# TASK DETAILS
Write out all the entries word for word, but skip any images.

━━━━

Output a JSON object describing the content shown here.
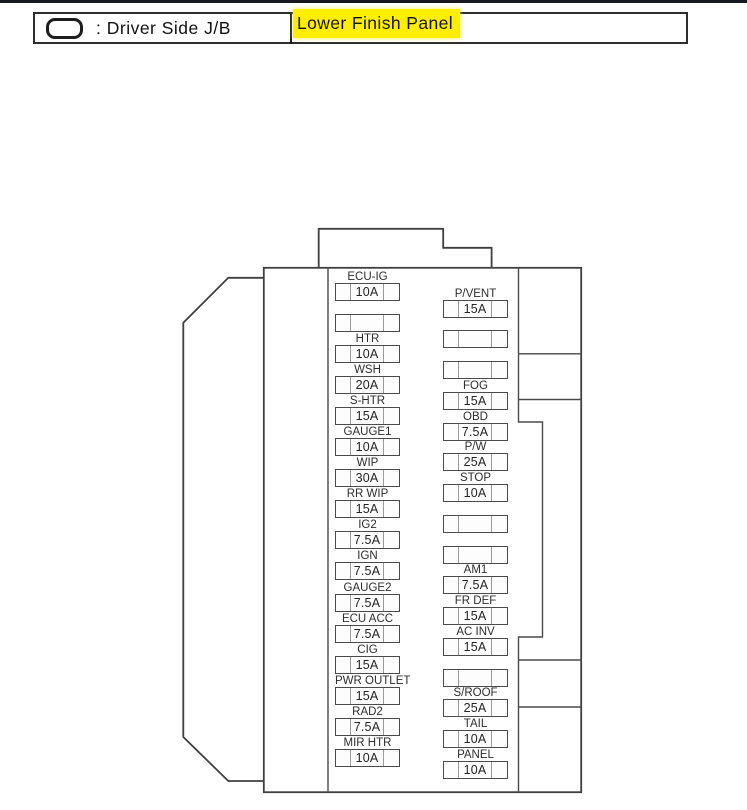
{
  "header": {
    "symbol_icon": "driver-side-junction-block-oval",
    "label": ": Driver Side J/B",
    "highlight_text": "Lower Finish Panel",
    "highlight_color": "#ffee00"
  },
  "fusebox": {
    "name": "Driver Side J/B (Lower Finish Panel) fuse layout",
    "left_column": [
      {
        "label": "ECU-IG",
        "amp": "10A"
      },
      {
        "label": "",
        "amp": ""
      },
      {
        "label": "HTR",
        "amp": "10A"
      },
      {
        "label": "WSH",
        "amp": "20A"
      },
      {
        "label": "S-HTR",
        "amp": "15A"
      },
      {
        "label": "GAUGE1",
        "amp": "10A"
      },
      {
        "label": "WIP",
        "amp": "30A"
      },
      {
        "label": "RR WIP",
        "amp": "15A"
      },
      {
        "label": "IG2",
        "amp": "7.5A"
      },
      {
        "label": "IGN",
        "amp": "7.5A"
      },
      {
        "label": "GAUGE2",
        "amp": "7.5A"
      },
      {
        "label": "ECU ACC",
        "amp": "7.5A"
      },
      {
        "label": "CIG",
        "amp": "15A"
      },
      {
        "label": "PWR OUTLET",
        "amp": "15A"
      },
      {
        "label": "RAD2",
        "amp": "7.5A"
      },
      {
        "label": "MIR HTR",
        "amp": "10A"
      }
    ],
    "right_column": [
      {
        "label": "P/VENT",
        "amp": "15A"
      },
      {
        "label": "",
        "amp": ""
      },
      {
        "label": "",
        "amp": ""
      },
      {
        "label": "FOG",
        "amp": "15A"
      },
      {
        "label": "OBD",
        "amp": "7.5A"
      },
      {
        "label": "P/W",
        "amp": "25A"
      },
      {
        "label": "STOP",
        "amp": "10A"
      },
      {
        "label": "",
        "amp": ""
      },
      {
        "label": "",
        "amp": ""
      },
      {
        "label": "AM1",
        "amp": "7.5A"
      },
      {
        "label": "FR DEF",
        "amp": "15A"
      },
      {
        "label": "AC INV",
        "amp": "15A"
      },
      {
        "label": "",
        "amp": ""
      },
      {
        "label": "S/ROOF",
        "amp": "25A"
      },
      {
        "label": "TAIL",
        "amp": "10A"
      },
      {
        "label": "PANEL",
        "amp": "10A"
      }
    ]
  },
  "colors": {
    "line": "#4a4a4a",
    "divider": "#9a9a9a",
    "text": "#2d2d2d",
    "highlight": "#ffee00",
    "top_rule": "#17171f"
  }
}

━━━━

# RESPONSE TO THIS EXERCISE
Output a JSON object describing the content shown here.
{
  "header": {
    "symbol_icon": "driver-side-junction-block-oval",
    "label": ": Driver Side J/B",
    "highlight_text": "Lower Finish Panel",
    "highlight_color": "#ffee00"
  },
  "fusebox": {
    "name": "Driver Side J/B (Lower Finish Panel) fuse layout",
    "left_column": [
      {
        "label": "ECU-IG",
        "amp": "10A"
      },
      {
        "label": "",
        "amp": ""
      },
      {
        "label": "HTR",
        "amp": "10A"
      },
      {
        "label": "WSH",
        "amp": "20A"
      },
      {
        "label": "S-HTR",
        "amp": "15A"
      },
      {
        "label": "GAUGE1",
        "amp": "10A"
      },
      {
        "label": "WIP",
        "amp": "30A"
      },
      {
        "label": "RR WIP",
        "amp": "15A"
      },
      {
        "label": "IG2",
        "amp": "7.5A"
      },
      {
        "label": "IGN",
        "amp": "7.5A"
      },
      {
        "label": "GAUGE2",
        "amp": "7.5A"
      },
      {
        "label": "ECU ACC",
        "amp": "7.5A"
      },
      {
        "label": "CIG",
        "amp": "15A"
      },
      {
        "label": "PWR OUTLET",
        "amp": "15A"
      },
      {
        "label": "RAD2",
        "amp": "7.5A"
      },
      {
        "label": "MIR HTR",
        "amp": "10A"
      }
    ],
    "right_column": [
      {
        "label": "P/VENT",
        "amp": "15A"
      },
      {
        "label": "",
        "amp": ""
      },
      {
        "label": "",
        "amp": ""
      },
      {
        "label": "FOG",
        "amp": "15A"
      },
      {
        "label": "OBD",
        "amp": "7.5A"
      },
      {
        "label": "P/W",
        "amp": "25A"
      },
      {
        "label": "STOP",
        "amp": "10A"
      },
      {
        "label": "",
        "amp": ""
      },
      {
        "label": "",
        "amp": ""
      },
      {
        "label": "AM1",
        "amp": "7.5A"
      },
      {
        "label": "FR DEF",
        "amp": "15A"
      },
      {
        "label": "AC INV",
        "amp": "15A"
      },
      {
        "label": "",
        "amp": ""
      },
      {
        "label": "S/ROOF",
        "amp": "25A"
      },
      {
        "label": "TAIL",
        "amp": "10A"
      },
      {
        "label": "PANEL",
        "amp": "10A"
      }
    ]
  },
  "colors": {
    "line": "#4a4a4a",
    "divider": "#9a9a9a",
    "text": "#2d2d2d",
    "highlight": "#ffee00",
    "top_rule": "#17171f"
  }
}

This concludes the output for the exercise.